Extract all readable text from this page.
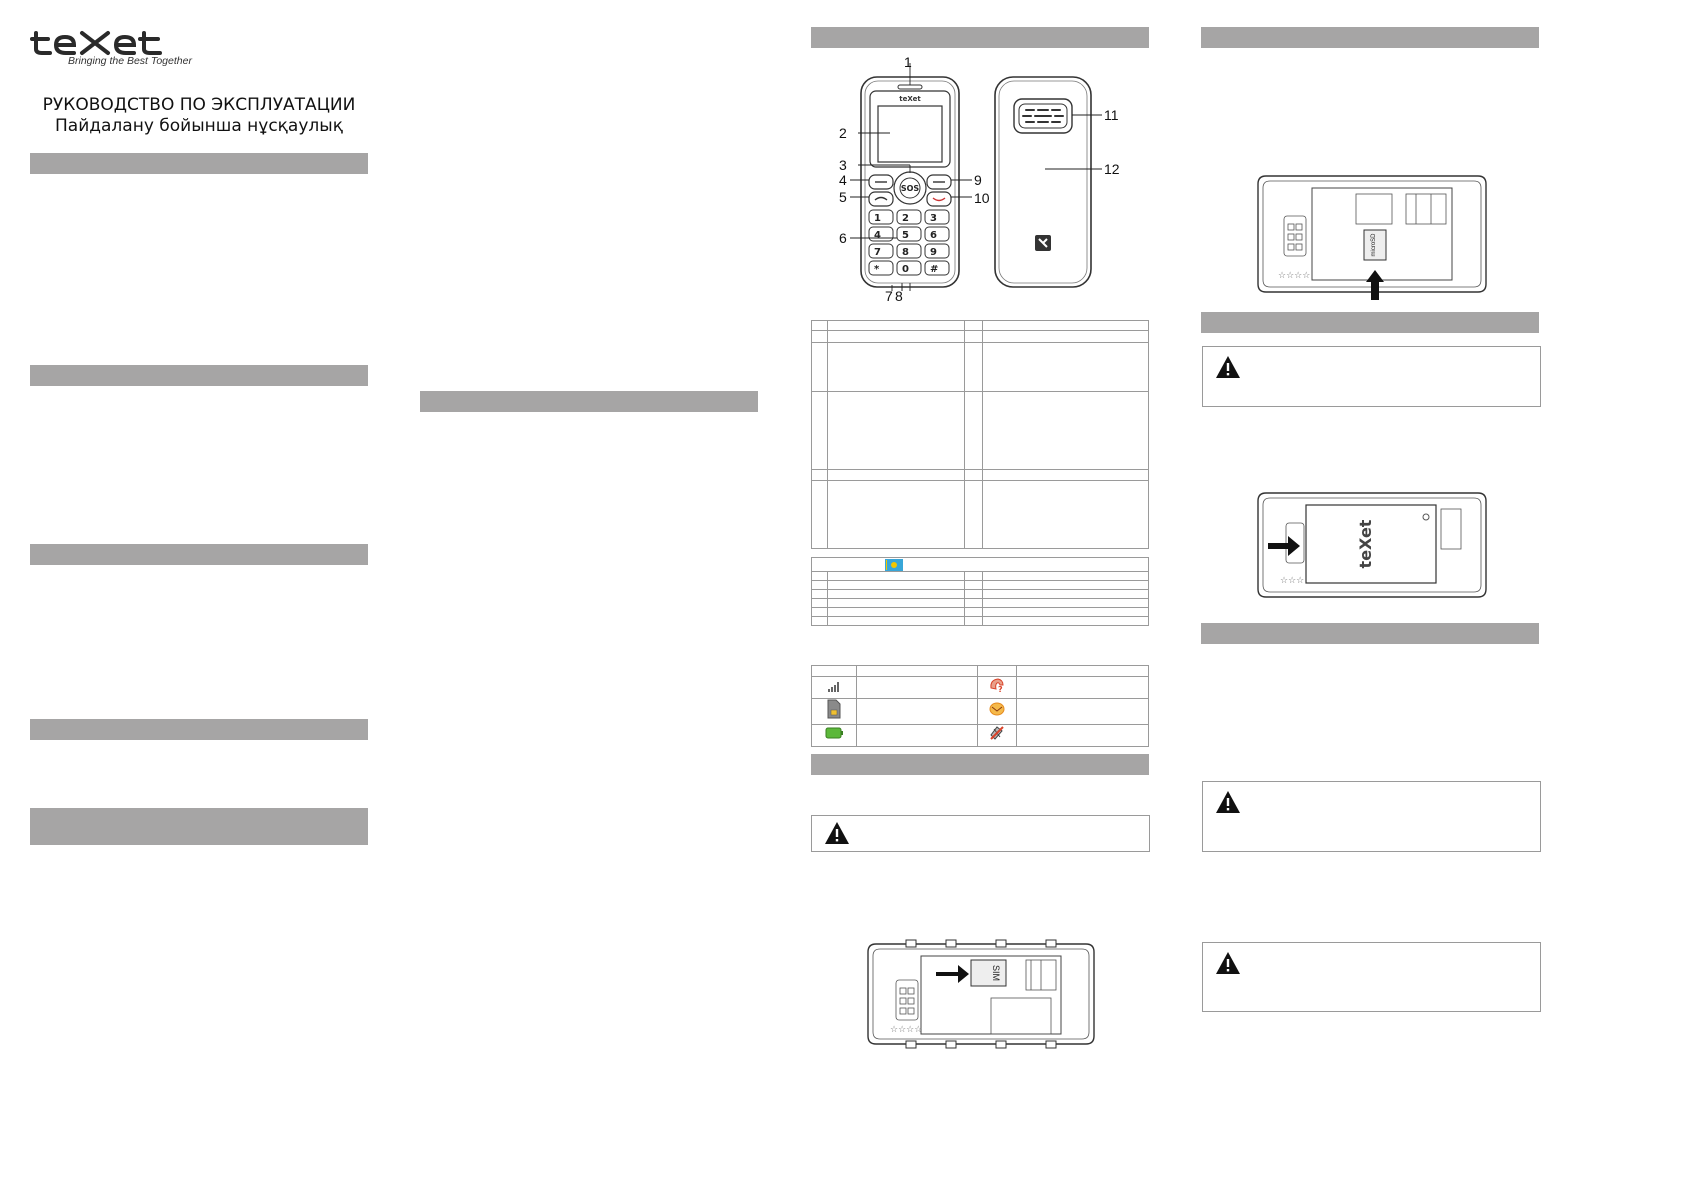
Bringing the Best Together
РУКОВОДСТВО ПО ЭКСПЛУАТАЦИИ
Пайдалану бойынша нұсқаулық
teXet
SOS
1 2 3
4 5 6
7 8 9
* 0 #
1
2
3
4
5
6
7 8
9
10
11
12

?	

SIM
☆☆☆☆
microSD
☆☆☆☆
teXet
☆☆☆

- STATED TASK
Your copy should repeat each entry above exactly but contain no pictures.

- FINISHED EXERCISE
Extract all readable text from this page.
Bringing the Best Together
РУКОВОДСТВО ПО ЭКСПЛУАТАЦИИ
Пайдалану бойынша нұсқаулық
teXet
SOS
1 2 3
4 5 6
7 8 9
* 0 #
1
2
3
4
5
6
7 8
9
10
11
12

?	

SIM
☆☆☆☆
microSD
☆☆☆☆
teXet
☆☆☆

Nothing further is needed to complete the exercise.